# Instructions to follow
Collect each line holding the string "Insert".

*** Input records

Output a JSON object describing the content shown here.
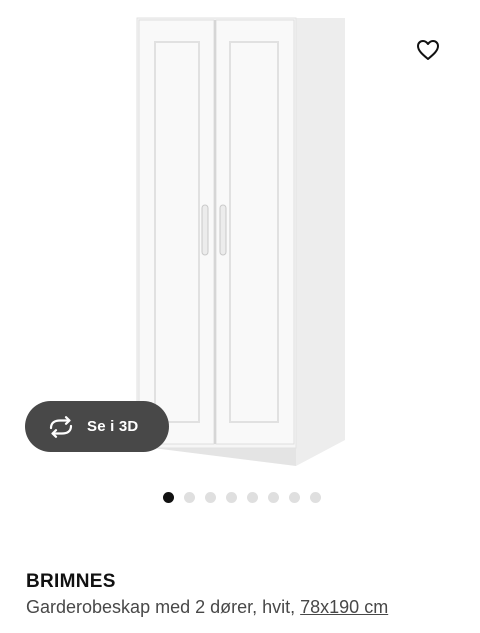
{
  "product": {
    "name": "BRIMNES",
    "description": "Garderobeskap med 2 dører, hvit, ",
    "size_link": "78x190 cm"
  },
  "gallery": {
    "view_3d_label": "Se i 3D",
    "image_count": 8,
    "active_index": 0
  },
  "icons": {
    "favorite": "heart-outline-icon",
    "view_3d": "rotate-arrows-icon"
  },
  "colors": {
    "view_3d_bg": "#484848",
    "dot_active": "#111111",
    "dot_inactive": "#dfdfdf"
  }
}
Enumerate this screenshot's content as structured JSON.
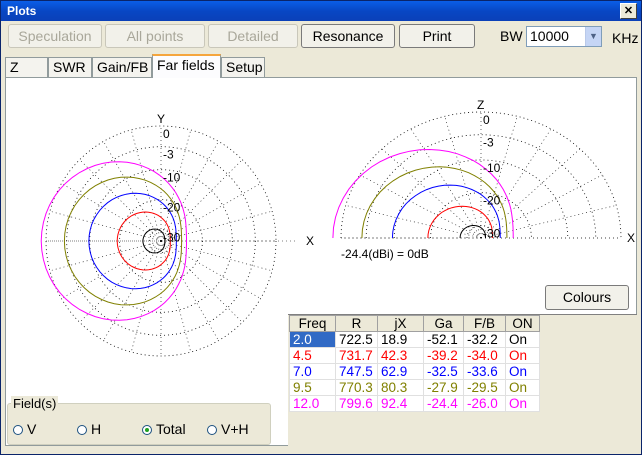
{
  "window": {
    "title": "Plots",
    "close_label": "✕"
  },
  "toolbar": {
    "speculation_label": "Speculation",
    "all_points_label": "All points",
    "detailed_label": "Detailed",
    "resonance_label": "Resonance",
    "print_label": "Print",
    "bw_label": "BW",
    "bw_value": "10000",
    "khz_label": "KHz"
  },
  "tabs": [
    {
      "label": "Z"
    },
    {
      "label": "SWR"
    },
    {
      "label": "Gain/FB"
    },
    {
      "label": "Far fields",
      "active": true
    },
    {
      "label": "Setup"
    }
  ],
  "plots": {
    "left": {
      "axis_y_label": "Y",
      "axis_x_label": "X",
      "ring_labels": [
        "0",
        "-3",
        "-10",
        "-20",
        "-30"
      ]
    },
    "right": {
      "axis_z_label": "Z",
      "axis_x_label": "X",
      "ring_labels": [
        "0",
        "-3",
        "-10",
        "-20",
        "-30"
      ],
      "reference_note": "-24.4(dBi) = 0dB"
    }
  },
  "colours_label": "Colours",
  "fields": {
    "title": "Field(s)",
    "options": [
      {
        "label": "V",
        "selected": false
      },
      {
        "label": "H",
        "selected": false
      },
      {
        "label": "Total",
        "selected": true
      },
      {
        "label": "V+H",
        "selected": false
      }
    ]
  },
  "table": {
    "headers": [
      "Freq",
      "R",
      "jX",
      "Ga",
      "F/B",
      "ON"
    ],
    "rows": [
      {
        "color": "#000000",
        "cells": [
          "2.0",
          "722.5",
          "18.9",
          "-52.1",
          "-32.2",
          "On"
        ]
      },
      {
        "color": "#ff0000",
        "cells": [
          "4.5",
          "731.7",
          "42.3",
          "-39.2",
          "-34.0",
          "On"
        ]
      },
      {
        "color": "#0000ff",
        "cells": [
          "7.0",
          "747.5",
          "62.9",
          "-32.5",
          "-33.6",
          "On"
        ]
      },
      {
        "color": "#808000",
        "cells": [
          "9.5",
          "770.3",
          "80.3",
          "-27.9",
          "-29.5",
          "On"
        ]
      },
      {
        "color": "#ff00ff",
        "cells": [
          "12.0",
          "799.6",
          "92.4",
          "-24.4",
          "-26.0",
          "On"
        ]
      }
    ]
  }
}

******
*** Input records

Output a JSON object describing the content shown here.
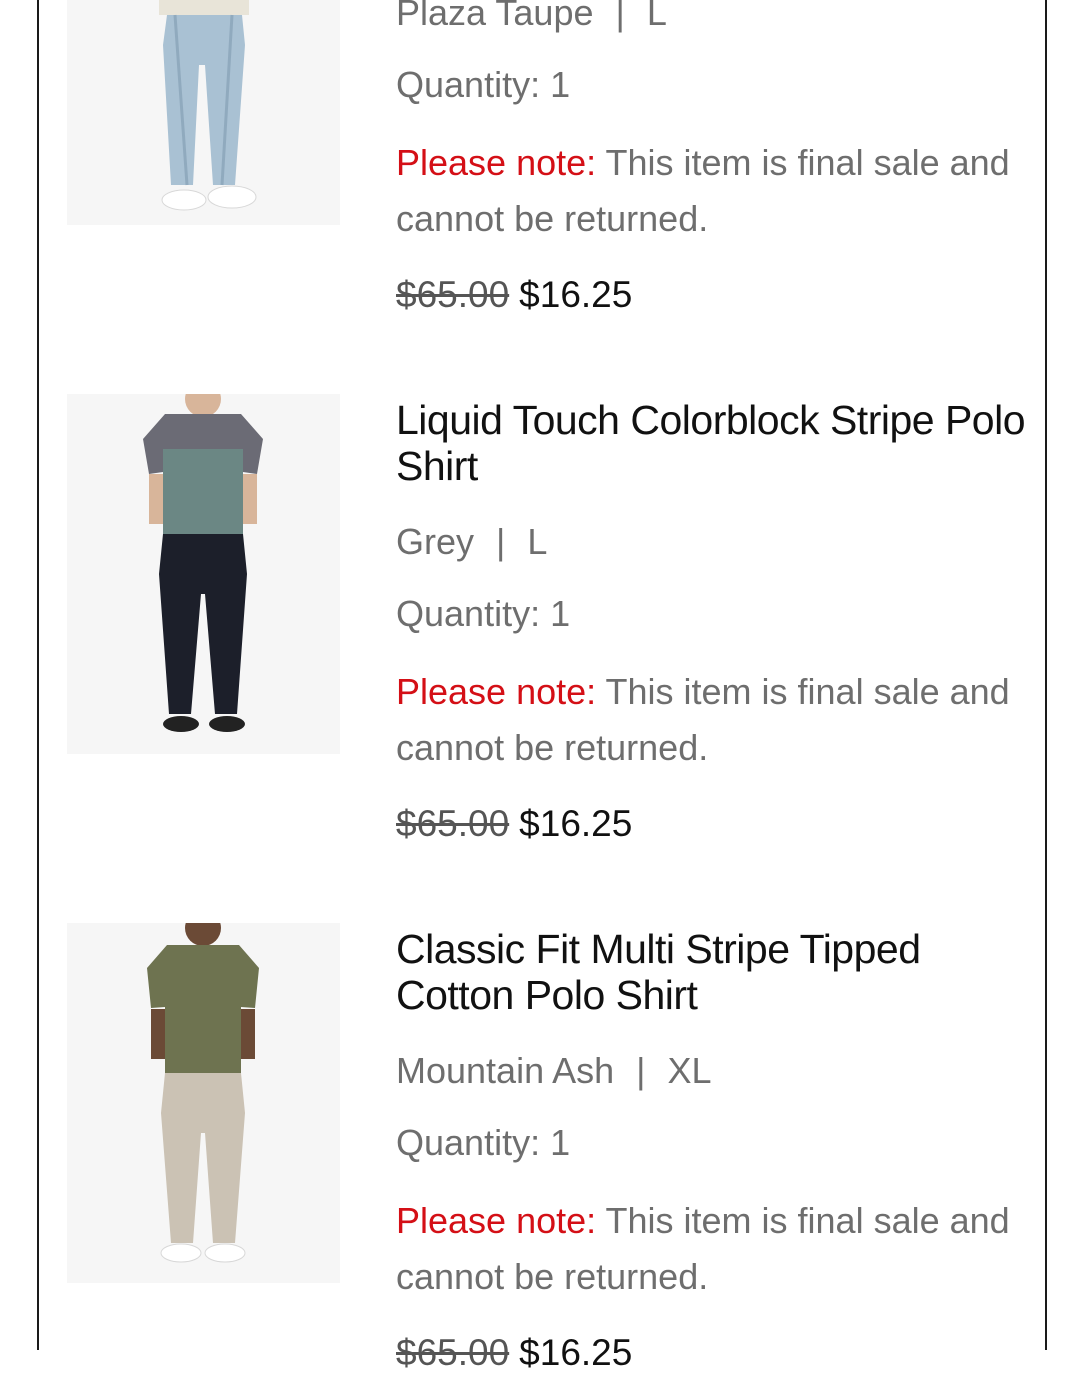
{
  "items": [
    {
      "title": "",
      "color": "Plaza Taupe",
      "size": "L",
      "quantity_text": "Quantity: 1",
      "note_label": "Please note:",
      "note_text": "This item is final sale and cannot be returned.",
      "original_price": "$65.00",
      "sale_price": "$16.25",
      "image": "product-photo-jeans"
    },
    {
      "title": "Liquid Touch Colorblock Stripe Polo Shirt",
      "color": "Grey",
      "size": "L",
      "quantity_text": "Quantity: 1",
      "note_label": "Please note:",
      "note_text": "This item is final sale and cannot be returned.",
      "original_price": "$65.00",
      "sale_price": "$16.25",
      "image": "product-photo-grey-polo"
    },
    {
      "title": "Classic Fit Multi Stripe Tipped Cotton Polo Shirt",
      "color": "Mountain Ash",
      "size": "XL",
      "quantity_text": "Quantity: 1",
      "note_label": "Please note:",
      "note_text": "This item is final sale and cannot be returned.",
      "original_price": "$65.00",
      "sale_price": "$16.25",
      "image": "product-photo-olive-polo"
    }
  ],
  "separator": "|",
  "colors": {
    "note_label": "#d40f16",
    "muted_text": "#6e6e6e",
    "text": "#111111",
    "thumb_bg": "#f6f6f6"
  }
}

******
*** Input records

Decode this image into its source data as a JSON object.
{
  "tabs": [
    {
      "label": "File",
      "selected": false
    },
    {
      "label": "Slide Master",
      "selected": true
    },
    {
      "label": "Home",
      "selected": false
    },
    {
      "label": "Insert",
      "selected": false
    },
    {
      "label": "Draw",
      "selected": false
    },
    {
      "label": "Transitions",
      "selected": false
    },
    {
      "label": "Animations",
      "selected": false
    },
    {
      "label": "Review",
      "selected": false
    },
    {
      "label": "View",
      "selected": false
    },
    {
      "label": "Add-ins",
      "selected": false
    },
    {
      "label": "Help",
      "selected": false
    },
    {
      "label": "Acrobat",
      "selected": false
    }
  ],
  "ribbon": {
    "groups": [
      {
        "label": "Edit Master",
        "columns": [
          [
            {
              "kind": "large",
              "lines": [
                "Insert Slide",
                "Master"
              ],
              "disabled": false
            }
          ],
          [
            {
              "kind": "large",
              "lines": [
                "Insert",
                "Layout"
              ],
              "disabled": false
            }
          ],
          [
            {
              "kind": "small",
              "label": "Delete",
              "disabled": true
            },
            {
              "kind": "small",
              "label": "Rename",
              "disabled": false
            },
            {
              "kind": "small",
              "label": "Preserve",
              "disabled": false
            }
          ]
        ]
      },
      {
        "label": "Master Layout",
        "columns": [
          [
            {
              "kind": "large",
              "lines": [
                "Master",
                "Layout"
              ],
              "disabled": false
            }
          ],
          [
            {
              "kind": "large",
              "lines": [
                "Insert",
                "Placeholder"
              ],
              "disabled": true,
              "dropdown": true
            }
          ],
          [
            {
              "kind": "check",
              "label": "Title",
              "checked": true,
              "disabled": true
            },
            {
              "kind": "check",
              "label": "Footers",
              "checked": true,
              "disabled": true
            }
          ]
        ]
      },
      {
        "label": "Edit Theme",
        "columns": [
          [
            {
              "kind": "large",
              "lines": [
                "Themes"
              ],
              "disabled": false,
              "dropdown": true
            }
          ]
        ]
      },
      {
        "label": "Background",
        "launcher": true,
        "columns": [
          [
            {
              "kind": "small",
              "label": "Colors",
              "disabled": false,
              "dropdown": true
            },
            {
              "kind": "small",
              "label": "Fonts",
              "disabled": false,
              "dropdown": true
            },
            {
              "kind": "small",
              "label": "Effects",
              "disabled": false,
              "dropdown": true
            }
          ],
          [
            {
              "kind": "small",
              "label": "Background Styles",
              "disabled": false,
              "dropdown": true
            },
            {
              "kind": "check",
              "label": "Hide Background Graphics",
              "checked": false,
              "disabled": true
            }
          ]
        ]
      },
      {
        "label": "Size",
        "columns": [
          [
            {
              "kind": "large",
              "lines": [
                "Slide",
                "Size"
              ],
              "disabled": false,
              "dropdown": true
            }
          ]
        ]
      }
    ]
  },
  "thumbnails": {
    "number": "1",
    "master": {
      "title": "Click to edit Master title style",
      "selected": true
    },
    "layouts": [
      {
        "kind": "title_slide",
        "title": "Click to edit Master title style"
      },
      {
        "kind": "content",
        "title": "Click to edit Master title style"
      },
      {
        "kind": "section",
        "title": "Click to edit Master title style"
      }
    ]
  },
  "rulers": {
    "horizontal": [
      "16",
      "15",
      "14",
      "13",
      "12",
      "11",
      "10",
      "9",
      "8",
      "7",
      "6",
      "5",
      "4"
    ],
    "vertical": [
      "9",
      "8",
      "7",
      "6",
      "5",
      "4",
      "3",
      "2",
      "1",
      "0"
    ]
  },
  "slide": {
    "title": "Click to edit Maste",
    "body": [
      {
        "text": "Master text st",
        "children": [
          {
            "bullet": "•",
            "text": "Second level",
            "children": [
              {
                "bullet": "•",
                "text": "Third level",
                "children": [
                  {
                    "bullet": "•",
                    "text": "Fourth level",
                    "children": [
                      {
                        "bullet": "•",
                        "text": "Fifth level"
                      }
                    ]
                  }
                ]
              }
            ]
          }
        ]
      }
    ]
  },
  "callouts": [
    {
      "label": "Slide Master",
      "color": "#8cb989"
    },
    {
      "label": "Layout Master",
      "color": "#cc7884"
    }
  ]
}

******

# Reply
      "label": "Insert",
                "Insert Slide",
                "Insert",
                "Insert",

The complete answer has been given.